Supplied entries =

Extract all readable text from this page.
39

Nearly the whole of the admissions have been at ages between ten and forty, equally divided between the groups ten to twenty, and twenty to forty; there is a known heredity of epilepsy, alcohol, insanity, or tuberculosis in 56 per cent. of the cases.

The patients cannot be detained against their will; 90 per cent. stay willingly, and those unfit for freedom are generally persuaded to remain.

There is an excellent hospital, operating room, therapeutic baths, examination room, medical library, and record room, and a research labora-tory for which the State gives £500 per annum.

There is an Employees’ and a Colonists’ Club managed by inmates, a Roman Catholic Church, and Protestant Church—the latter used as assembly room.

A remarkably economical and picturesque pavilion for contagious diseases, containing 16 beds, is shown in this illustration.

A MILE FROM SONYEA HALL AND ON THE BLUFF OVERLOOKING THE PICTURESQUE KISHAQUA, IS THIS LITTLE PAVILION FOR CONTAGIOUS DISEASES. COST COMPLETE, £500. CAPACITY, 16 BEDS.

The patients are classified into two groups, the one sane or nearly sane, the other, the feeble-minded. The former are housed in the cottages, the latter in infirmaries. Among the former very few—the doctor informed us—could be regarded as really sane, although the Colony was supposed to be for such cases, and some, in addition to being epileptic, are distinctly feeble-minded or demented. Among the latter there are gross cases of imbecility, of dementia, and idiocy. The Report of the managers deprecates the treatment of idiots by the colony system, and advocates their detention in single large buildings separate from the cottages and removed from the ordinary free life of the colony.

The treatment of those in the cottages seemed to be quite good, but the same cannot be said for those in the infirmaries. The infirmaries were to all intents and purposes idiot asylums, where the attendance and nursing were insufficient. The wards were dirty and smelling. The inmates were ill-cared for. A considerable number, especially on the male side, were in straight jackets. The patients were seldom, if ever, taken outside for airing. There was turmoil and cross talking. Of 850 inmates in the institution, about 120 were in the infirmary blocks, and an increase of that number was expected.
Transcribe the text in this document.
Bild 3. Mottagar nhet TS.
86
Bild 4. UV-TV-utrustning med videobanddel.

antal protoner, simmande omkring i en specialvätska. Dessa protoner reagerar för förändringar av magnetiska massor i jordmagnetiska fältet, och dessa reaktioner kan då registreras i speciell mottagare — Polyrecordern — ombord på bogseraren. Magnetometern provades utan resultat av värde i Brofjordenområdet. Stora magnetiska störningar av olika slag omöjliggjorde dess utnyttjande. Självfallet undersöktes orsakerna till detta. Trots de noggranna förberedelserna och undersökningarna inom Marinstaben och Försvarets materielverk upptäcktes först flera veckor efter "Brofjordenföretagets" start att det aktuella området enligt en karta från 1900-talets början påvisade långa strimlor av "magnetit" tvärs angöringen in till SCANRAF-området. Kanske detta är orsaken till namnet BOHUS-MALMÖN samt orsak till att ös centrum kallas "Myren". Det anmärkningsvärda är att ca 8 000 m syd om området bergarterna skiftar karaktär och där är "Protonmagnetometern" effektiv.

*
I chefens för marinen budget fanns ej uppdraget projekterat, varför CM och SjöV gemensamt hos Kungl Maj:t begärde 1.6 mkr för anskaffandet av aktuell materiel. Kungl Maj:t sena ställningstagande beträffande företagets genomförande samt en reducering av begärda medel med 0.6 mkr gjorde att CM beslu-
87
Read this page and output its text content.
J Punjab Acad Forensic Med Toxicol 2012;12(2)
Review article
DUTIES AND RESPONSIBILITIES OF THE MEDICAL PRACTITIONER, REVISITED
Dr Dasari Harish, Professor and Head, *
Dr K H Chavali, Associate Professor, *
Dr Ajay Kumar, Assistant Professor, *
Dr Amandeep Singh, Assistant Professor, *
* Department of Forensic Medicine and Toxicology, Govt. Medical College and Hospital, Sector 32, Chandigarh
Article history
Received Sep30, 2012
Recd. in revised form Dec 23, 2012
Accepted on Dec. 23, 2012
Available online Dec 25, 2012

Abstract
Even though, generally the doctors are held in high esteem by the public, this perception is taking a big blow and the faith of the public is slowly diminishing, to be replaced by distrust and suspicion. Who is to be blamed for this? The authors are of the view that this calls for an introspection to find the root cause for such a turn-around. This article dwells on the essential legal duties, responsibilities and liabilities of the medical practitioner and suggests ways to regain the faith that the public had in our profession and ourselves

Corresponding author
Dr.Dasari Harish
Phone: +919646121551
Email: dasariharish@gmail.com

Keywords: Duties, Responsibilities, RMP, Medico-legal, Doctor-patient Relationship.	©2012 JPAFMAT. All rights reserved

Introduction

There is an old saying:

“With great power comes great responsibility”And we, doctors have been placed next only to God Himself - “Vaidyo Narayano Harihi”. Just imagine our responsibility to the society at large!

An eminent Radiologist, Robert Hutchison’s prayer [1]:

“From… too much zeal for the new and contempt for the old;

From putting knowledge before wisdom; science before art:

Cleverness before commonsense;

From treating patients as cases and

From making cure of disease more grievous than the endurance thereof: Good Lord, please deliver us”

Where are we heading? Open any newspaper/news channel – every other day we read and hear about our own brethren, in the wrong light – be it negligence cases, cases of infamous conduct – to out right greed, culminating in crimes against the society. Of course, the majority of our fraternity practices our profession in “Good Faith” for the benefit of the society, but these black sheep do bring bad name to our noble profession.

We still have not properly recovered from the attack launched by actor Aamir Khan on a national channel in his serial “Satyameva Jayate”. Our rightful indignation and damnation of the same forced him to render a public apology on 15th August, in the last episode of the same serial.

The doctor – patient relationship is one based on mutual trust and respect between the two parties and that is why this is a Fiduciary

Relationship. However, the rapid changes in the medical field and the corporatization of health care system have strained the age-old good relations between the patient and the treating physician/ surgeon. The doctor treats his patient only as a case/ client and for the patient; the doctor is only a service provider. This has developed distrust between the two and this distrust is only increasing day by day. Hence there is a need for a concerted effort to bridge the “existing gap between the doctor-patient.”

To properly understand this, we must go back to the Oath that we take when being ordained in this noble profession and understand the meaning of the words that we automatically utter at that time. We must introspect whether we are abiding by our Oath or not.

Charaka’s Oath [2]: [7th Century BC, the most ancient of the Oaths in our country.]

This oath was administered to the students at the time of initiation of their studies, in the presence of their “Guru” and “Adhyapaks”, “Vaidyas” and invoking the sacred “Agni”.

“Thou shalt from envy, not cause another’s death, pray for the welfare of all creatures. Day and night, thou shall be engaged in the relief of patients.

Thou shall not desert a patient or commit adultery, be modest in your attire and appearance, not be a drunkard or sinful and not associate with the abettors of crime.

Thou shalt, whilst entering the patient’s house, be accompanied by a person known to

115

What the task asks = Write out each line above with the word "Assistant".

Solution to this problem =
Dr Ajay Kumar, Assistant Professor, *
Dr Amandeep Singh, Assistant Professor, *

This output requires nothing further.